What is expected>
Please set down all the lines beneath this one exactly, without the pictures.

--- Material for the task ---

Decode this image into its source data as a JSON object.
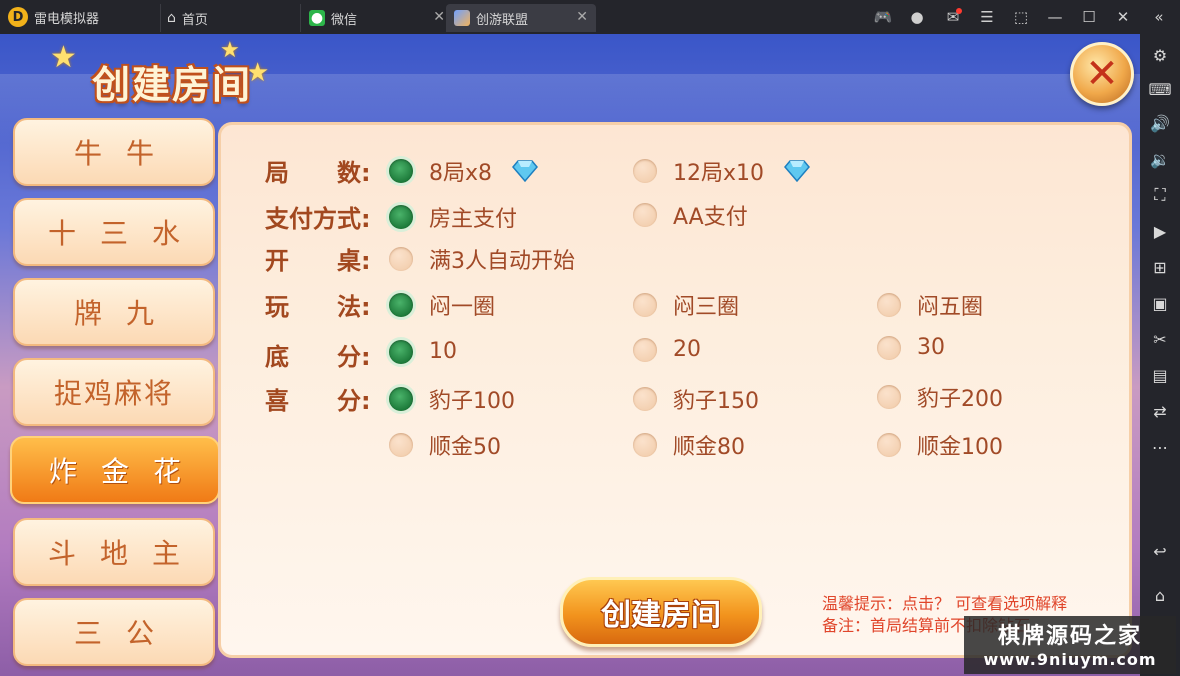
{
  "emulator": {
    "app_name": "雷电模拟器",
    "tabs": [
      {
        "label": "首页"
      },
      {
        "label": "微信"
      },
      {
        "label": "创游联盟"
      }
    ],
    "colors": {
      "chrome_bg": "#24252b",
      "logo": "#f2b21a",
      "notification": "#ff3b30"
    }
  },
  "game": {
    "title": "创建房间",
    "categories": [
      {
        "label": "牛牛",
        "active": false
      },
      {
        "label": "十三水",
        "active": false
      },
      {
        "label": "牌九",
        "active": false
      },
      {
        "label": "捉鸡麻将",
        "active": false
      },
      {
        "label": "炸金花",
        "active": true
      },
      {
        "label": "斗地主",
        "active": false
      },
      {
        "label": "三公",
        "active": false
      }
    ],
    "labels": {
      "rounds": "局　　数:",
      "payment": "支付方式:",
      "start": "开　　桌:",
      "play": "玩　　法:",
      "base": "底　　分:",
      "bonus": "喜　　分:"
    },
    "options": {
      "rounds": [
        {
          "label": "8局x8",
          "selected": true
        },
        {
          "label": "12局x10",
          "selected": false
        }
      ],
      "payment": [
        {
          "label": "房主支付",
          "selected": true
        },
        {
          "label": "AA支付",
          "selected": false
        }
      ],
      "start": [
        {
          "label": "满3人自动开始",
          "selected": false
        }
      ],
      "play": [
        {
          "label": "闷一圈",
          "selected": true
        },
        {
          "label": "闷三圈",
          "selected": false
        },
        {
          "label": "闷五圈",
          "selected": false
        }
      ],
      "base": [
        {
          "label": "10",
          "selected": true
        },
        {
          "label": "20",
          "selected": false
        },
        {
          "label": "30",
          "selected": false
        }
      ],
      "bonus_row1": [
        {
          "label": "豹子100",
          "selected": true
        },
        {
          "label": "豹子150",
          "selected": false
        },
        {
          "label": "豹子200",
          "selected": false
        }
      ],
      "bonus_row2": [
        {
          "label": "顺金50",
          "selected": false
        },
        {
          "label": "顺金80",
          "selected": false
        },
        {
          "label": "顺金100",
          "selected": false
        }
      ]
    },
    "create_button": "创建房间",
    "tip1": "温馨提示：点击？ 可查看选项解释",
    "tip2": "备注：首局结算前不扣除钻石",
    "watermark_line1": "棋牌源码之家",
    "watermark_line2": "www.9niuym.com",
    "colors": {
      "selected_radio": "#1d7a3a",
      "label": "#a2481f",
      "accent_orange": "#f2931d",
      "tip": "#e0452a"
    }
  }
}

---

Final answer>
Decode this image into its source data as a JSON object.
{
  "emulator": {
    "app_name": "雷电模拟器",
    "tabs": [
      {
        "label": "首页"
      },
      {
        "label": "微信"
      },
      {
        "label": "创游联盟"
      }
    ],
    "colors": {
      "chrome_bg": "#24252b",
      "logo": "#f2b21a",
      "notification": "#ff3b30"
    }
  },
  "game": {
    "title": "创建房间",
    "categories": [
      {
        "label": "牛牛",
        "active": false
      },
      {
        "label": "十三水",
        "active": false
      },
      {
        "label": "牌九",
        "active": false
      },
      {
        "label": "捉鸡麻将",
        "active": false
      },
      {
        "label": "炸金花",
        "active": true
      },
      {
        "label": "斗地主",
        "active": false
      },
      {
        "label": "三公",
        "active": false
      }
    ],
    "labels": {
      "rounds": "局　　数:",
      "payment": "支付方式:",
      "start": "开　　桌:",
      "play": "玩　　法:",
      "base": "底　　分:",
      "bonus": "喜　　分:"
    },
    "options": {
      "rounds": [
        {
          "label": "8局x8",
          "selected": true
        },
        {
          "label": "12局x10",
          "selected": false
        }
      ],
      "payment": [
        {
          "label": "房主支付",
          "selected": true
        },
        {
          "label": "AA支付",
          "selected": false
        }
      ],
      "start": [
        {
          "label": "满3人自动开始",
          "selected": false
        }
      ],
      "play": [
        {
          "label": "闷一圈",
          "selected": true
        },
        {
          "label": "闷三圈",
          "selected": false
        },
        {
          "label": "闷五圈",
          "selected": false
        }
      ],
      "base": [
        {
          "label": "10",
          "selected": true
        },
        {
          "label": "20",
          "selected": false
        },
        {
          "label": "30",
          "selected": false
        }
      ],
      "bonus_row1": [
        {
          "label": "豹子100",
          "selected": true
        },
        {
          "label": "豹子150",
          "selected": false
        },
        {
          "label": "豹子200",
          "selected": false
        }
      ],
      "bonus_row2": [
        {
          "label": "顺金50",
          "selected": false
        },
        {
          "label": "顺金80",
          "selected": false
        },
        {
          "label": "顺金100",
          "selected": false
        }
      ]
    },
    "create_button": "创建房间",
    "tip1": "温馨提示：点击？ 可查看选项解释",
    "tip2": "备注：首局结算前不扣除钻石",
    "watermark_line1": "棋牌源码之家",
    "watermark_line2": "www.9niuym.com",
    "colors": {
      "selected_radio": "#1d7a3a",
      "label": "#a2481f",
      "accent_orange": "#f2931d",
      "tip": "#e0452a"
    }
  }
}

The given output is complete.